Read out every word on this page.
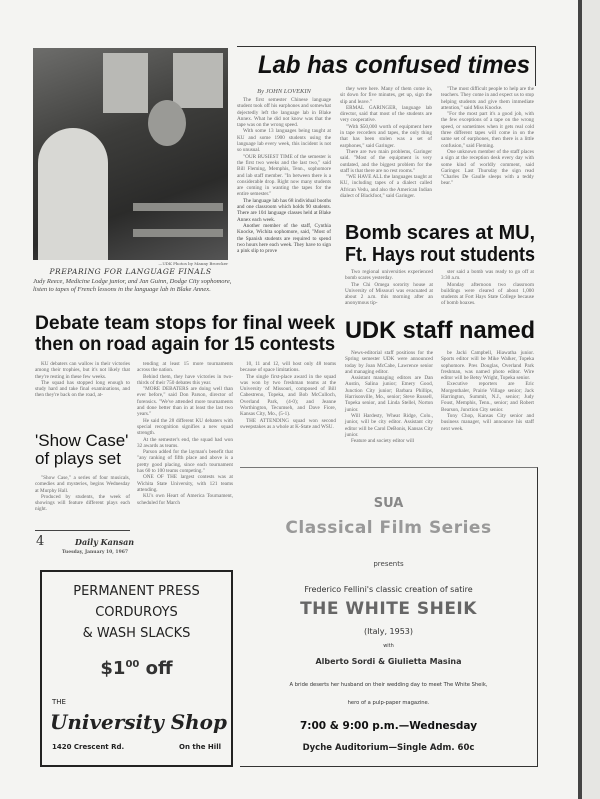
—UDK Photos by Manny Broecker
PREPARING FOR LANGUAGE FINALS
Judy Reece, Medicine Lodge junior, and Jan Guinn, Dodge City sophomore, listen to tapes of French lessons in the language lab in Blake Annex.
Lab has confused times
By JOHN LOVEKIN

The first semester Chinese language student took off his earphones and somewhat dejectedly left the language lab in Blake Annex. What he did not know was that the tape was on the wrong speed.

With some 13 languages being taught at KU and some 1900 students using the language lab every week, this incident is not so unusual.

"OUR BUSIEST TIME of the semester is the first two weeks and the last two," said Bill Fleming, Memphis, Tenn., sophomore and lab staff member. "In between there is a considerable drop. Right now many students are coming in wanting the tapes for the entire semester."

The language lab has 68 individual booths and one classroom which holds 90 students. There are 104 language classes held at Blake Annex each week.

Another member of the staff, Cynthia Knocke, Wichita sophomore, said, "Most of the Spanish students are required to spend two hours here each week. They have to sign a pink slip to prove

they were here. Many of them come in, sit down for five minutes, get up, sign the slip and leave."

ERMAL GARINGER, language lab director, said that most of the students are very cooperative.

"With $50,000 worth of equipment here in tape recorders and tapes, the only thing that has been stolen was a set of earphones," said Garinger.

There are two main problems, Garinger said. "Most of the equipment is very outdated, and the biggest problem for the staff is that there are no rest rooms."

"WE HAVE ALL the languages taught at KU, including tapes of a dialect called African Vedu, and also the American Indian dialect of Blackfoot," said Garinger.

"The most difficult people to help are the teachers. They come in and expect us to stop helping students and give them immediate attention," said Miss Knocke.

"For the most part it's a good job, with the few exceptions of a tape on the wrong speed, or sometimes when it gets real cold three different tapes will come in on the same set of earphones, then there is a little confusion," said Fleming.

One unknown member of the staff places a sign at the reception desk every day with some kind of worldly comment, said Garinger. Last Thursday the sign read "Charles De Gaulle sleeps with a teddy bear."

Bomb scares at MU,
Ft. Hays rout students

Two regional universities experienced bomb scares yesterday.

The Chi Omega sorority house at University of Missouri was evacuated at about 2 a.m. this morning after an anonymous tip-

ster said a bomb was ready to go off at 3:30 a.m.

Monday afternoon two classroom buildings were cleared of about 1,000 students at Fort Hays State College because of bomb hoaxes.

Debate team stops for final week
then on road again for 15 contests

KU debaters can wallow in their victories among their trophies, but it's not likely that they're resting in these few weeks.

The squad has stopped long enough to study hard and take final examinations, and then they're back on the road, at-

tending at least 15 more tournaments across the nation.

Behind them, they have victories in two-thirds of their 750 debates this year.

"MORE DEBATERS are doing well than ever before," said Don Parson, director of forensics. "We've attended more tournaments and done better than in at least the last two years."

He said the 28 different KU debaters with special recognition signifies a new squad strength.

At the semester's end, the squad had won 32 awards as teams.

Parson added for the layman's benefit that "any ranking of fifth place and above is a pretty good placing, since each tournament has 60 to 100 teams competing."

ONE OF THE largest contests was at Wichita State University, with 121 teams attending.

KU's own Heart of America Tournament, scheduled for March

10, 11 and 12, will host only 48 teams because of space limitations.

The single first-place award in the squad was won by two freshman teams at the University of Missouri, composed of Bill Cabestreno, Topeka, and Bob McCulloch, Overland Park, (4-0); and Jeanne Worthington, Tecumseh, and Dave Fiore, Kansas City, Mo., (5-1).

THE ATTENDING squad won second sweepstakes as a whole at K-State and WSU.

'Show Case'
of plays set

"Show Case," a series of four musicals, comedies and mysteries, begins Wednesday at Murphy Hall.

Produced by students, the week of showings will feature different plays each night.

4	Daily Kansan
Tuesday, January 10, 1967
UDK staff named

News-editorial staff positions for the Spring semester UDK were announced today by Joan McCabe, Lawrence senior and managing editor.

Assistant managing editors are Dan Austin, Salina junior; Emery Good, Junction City junior; Barbara Phillips, Harrisonville, Mo., senior; Steve Russell, Topeka senior, and Linda Stellel, Norton junior.

Will Hardesty, Wheat Ridge, Colo., junior, will be city editor. Assistant city editor will be Carol DeBonis, Kansas City junior.

Feature and society editor will

be Jacki Campbell, Hiawatha junior. Sports editor will be Mike Walker, Topeka sophomore. Pres Douglas, Overland Park freshman, was named photo editor. Wire editor will be Betsy Wright, Topeka senior.

Executive reporters are Eric Morgenthaler, Prairie Village senior; Jack Harrington, Summit, N.J., senior; Judy Foust, Memphis, Tenn., senior; and Robert Bearson, Junction City senior.

Tony Chop, Kansas City senior and business manager, will announce his staff next week.

SUA
Classical Film Series
presents
Frederico Fellini's classic creation of satire
THE WHITE SHEIK
(Italy, 1953)
with
Alberto Sordi & Giulietta Masina
A bride deserts her husband on their wedding day to meet The White Sheik,
hero of a pulp-paper magazine.
7:00 & 9:00 p.m.—Wednesday
Dyche Auditorium—Single Adm. 60c
PERMANENT PRESS
CORDUROYS
& WASH SLACKS
$\$1^{00}$ off
THE
University Shop
1420 Crescent Rd.	On the Hill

· · · · · · ·

BRIEF: Would you set down the listing exactly, omitting pictures?

RESPONSE TO THIS EXERCISE:
Read out every word on this page.
—UDK Photos by Manny Broecker
PREPARING FOR LANGUAGE FINALS
Judy Reece, Medicine Lodge junior, and Jan Guinn, Dodge City sophomore, listen to tapes of French lessons in the language lab in Blake Annex.
Lab has confused times
By JOHN LOVEKIN

The first semester Chinese language student took off his earphones and somewhat dejectedly left the language lab in Blake Annex. What he did not know was that the tape was on the wrong speed.

With some 13 languages being taught at KU and some 1900 students using the language lab every week, this incident is not so unusual.

"OUR BUSIEST TIME of the semester is the first two weeks and the last two," said Bill Fleming, Memphis, Tenn., sophomore and lab staff member. "In between there is a considerable drop. Right now many students are coming in wanting the tapes for the entire semester."

The language lab has 68 individual booths and one classroom which holds 90 students. There are 104 language classes held at Blake Annex each week.

Another member of the staff, Cynthia Knocke, Wichita sophomore, said, "Most of the Spanish students are required to spend two hours here each week. They have to sign a pink slip to prove

they were here. Many of them come in, sit down for five minutes, get up, sign the slip and leave."

ERMAL GARINGER, language lab director, said that most of the students are very cooperative.

"With $50,000 worth of equipment here in tape recorders and tapes, the only thing that has been stolen was a set of earphones," said Garinger.

There are two main problems, Garinger said. "Most of the equipment is very outdated, and the biggest problem for the staff is that there are no rest rooms."

"WE HAVE ALL the languages taught at KU, including tapes of a dialect called African Vedu, and also the American Indian dialect of Blackfoot," said Garinger.

"The most difficult people to help are the teachers. They come in and expect us to stop helping students and give them immediate attention," said Miss Knocke.

"For the most part it's a good job, with the few exceptions of a tape on the wrong speed, or sometimes when it gets real cold three different tapes will come in on the same set of earphones, then there is a little confusion," said Fleming.

One unknown member of the staff places a sign at the reception desk every day with some kind of worldly comment, said Garinger. Last Thursday the sign read "Charles De Gaulle sleeps with a teddy bear."

Bomb scares at MU,
Ft. Hays rout students

Two regional universities experienced bomb scares yesterday.

The Chi Omega sorority house at University of Missouri was evacuated at about 2 a.m. this morning after an anonymous tip-

ster said a bomb was ready to go off at 3:30 a.m.

Monday afternoon two classroom buildings were cleared of about 1,000 students at Fort Hays State College because of bomb hoaxes.

Debate team stops for final week
then on road again for 15 contests

KU debaters can wallow in their victories among their trophies, but it's not likely that they're resting in these few weeks.

The squad has stopped long enough to study hard and take final examinations, and then they're back on the road, at-

tending at least 15 more tournaments across the nation.

Behind them, they have victories in two-thirds of their 750 debates this year.

"MORE DEBATERS are doing well than ever before," said Don Parson, director of forensics. "We've attended more tournaments and done better than in at least the last two years."

He said the 28 different KU debaters with special recognition signifies a new squad strength.

At the semester's end, the squad had won 32 awards as teams.

Parson added for the layman's benefit that "any ranking of fifth place and above is a pretty good placing, since each tournament has 60 to 100 teams competing."

ONE OF THE largest contests was at Wichita State University, with 121 teams attending.

KU's own Heart of America Tournament, scheduled for March

10, 11 and 12, will host only 48 teams because of space limitations.

The single first-place award in the squad was won by two freshman teams at the University of Missouri, composed of Bill Cabestreno, Topeka, and Bob McCulloch, Overland Park, (4-0); and Jeanne Worthington, Tecumseh, and Dave Fiore, Kansas City, Mo., (5-1).

THE ATTENDING squad won second sweepstakes as a whole at K-State and WSU.

'Show Case'
of plays set

"Show Case," a series of four musicals, comedies and mysteries, begins Wednesday at Murphy Hall.

Produced by students, the week of showings will feature different plays each night.

4	Daily Kansan
Tuesday, January 10, 1967
UDK staff named

News-editorial staff positions for the Spring semester UDK were announced today by Joan McCabe, Lawrence senior and managing editor.

Assistant managing editors are Dan Austin, Salina junior; Emery Good, Junction City junior; Barbara Phillips, Harrisonville, Mo., senior; Steve Russell, Topeka senior, and Linda Stellel, Norton junior.

Will Hardesty, Wheat Ridge, Colo., junior, will be city editor. Assistant city editor will be Carol DeBonis, Kansas City junior.

Feature and society editor will

be Jacki Campbell, Hiawatha junior. Sports editor will be Mike Walker, Topeka sophomore. Pres Douglas, Overland Park freshman, was named photo editor. Wire editor will be Betsy Wright, Topeka senior.

Executive reporters are Eric Morgenthaler, Prairie Village senior; Jack Harrington, Summit, N.J., senior; Judy Foust, Memphis, Tenn., senior; and Robert Bearson, Junction City senior.

Tony Chop, Kansas City senior and business manager, will announce his staff next week.

SUA
Classical Film Series
presents
Frederico Fellini's classic creation of satire
THE WHITE SHEIK
(Italy, 1953)
with
Alberto Sordi & Giulietta Masina
A bride deserts her husband on their wedding day to meet The White Sheik,
hero of a pulp-paper magazine.
7:00 & 9:00 p.m.—Wednesday
Dyche Auditorium—Single Adm. 60c
PERMANENT PRESS
CORDUROYS
& WASH SLACKS
$\$1^{00}$ off
THE
University Shop
1420 Crescent Rd.	On the Hill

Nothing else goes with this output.